## Task brief
Every line that contains the word "have" should be copied.

## Given records
::::::::

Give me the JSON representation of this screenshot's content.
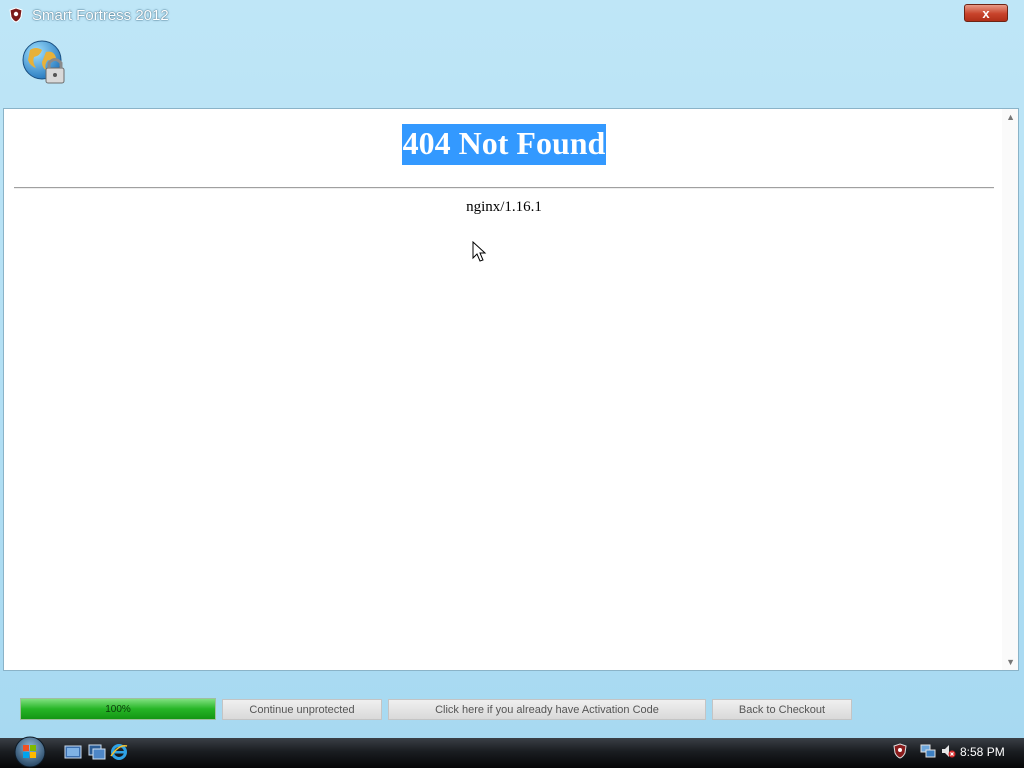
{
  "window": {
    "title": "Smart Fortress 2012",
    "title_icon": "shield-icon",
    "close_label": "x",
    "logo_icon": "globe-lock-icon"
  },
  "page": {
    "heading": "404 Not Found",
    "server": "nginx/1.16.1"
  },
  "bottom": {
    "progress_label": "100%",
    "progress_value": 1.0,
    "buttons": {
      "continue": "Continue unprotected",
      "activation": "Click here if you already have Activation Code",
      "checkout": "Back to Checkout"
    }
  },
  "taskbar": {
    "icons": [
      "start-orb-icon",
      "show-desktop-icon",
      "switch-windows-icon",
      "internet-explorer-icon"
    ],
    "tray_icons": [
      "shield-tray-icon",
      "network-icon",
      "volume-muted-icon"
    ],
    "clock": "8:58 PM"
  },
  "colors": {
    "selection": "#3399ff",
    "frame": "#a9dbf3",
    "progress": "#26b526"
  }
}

::::::::

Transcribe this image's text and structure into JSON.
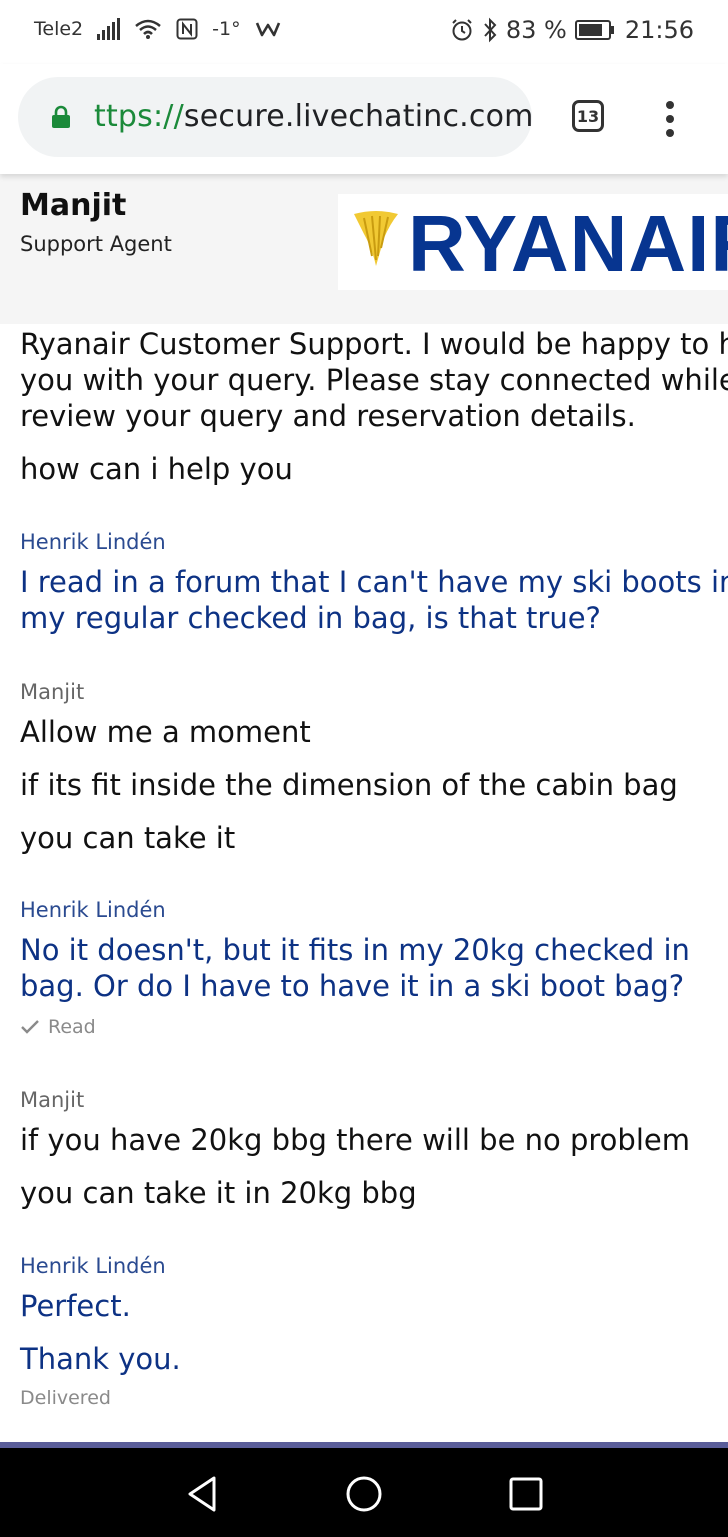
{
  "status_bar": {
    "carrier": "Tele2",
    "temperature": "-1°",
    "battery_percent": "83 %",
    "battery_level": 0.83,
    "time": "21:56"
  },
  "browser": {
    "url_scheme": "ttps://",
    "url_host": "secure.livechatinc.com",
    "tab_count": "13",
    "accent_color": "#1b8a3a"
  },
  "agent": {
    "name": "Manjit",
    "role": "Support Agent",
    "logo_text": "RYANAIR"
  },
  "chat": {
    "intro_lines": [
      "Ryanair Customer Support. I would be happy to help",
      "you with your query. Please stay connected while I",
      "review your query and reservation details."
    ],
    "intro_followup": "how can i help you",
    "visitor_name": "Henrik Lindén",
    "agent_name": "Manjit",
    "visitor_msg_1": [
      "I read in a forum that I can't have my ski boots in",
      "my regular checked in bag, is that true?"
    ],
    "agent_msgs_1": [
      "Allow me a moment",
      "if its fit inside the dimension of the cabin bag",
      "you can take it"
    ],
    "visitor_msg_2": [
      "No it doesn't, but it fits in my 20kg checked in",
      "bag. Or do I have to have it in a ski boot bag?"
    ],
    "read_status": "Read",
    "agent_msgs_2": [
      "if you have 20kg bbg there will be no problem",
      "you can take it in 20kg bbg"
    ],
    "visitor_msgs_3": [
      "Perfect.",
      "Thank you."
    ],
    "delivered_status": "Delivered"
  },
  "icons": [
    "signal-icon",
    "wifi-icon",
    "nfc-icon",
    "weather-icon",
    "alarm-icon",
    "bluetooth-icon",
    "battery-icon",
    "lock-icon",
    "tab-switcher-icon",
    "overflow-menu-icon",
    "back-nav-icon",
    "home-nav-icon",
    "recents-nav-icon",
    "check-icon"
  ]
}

::::::::

## Solution to the exercise
      "activation": "Click here if you already have Activation Code",
      "I read in a forum that I can't have my ski boots in",
      "bag. Or do I have to have it in a ski boot bag?"
      "if you have 20kg bbg there will be no problem",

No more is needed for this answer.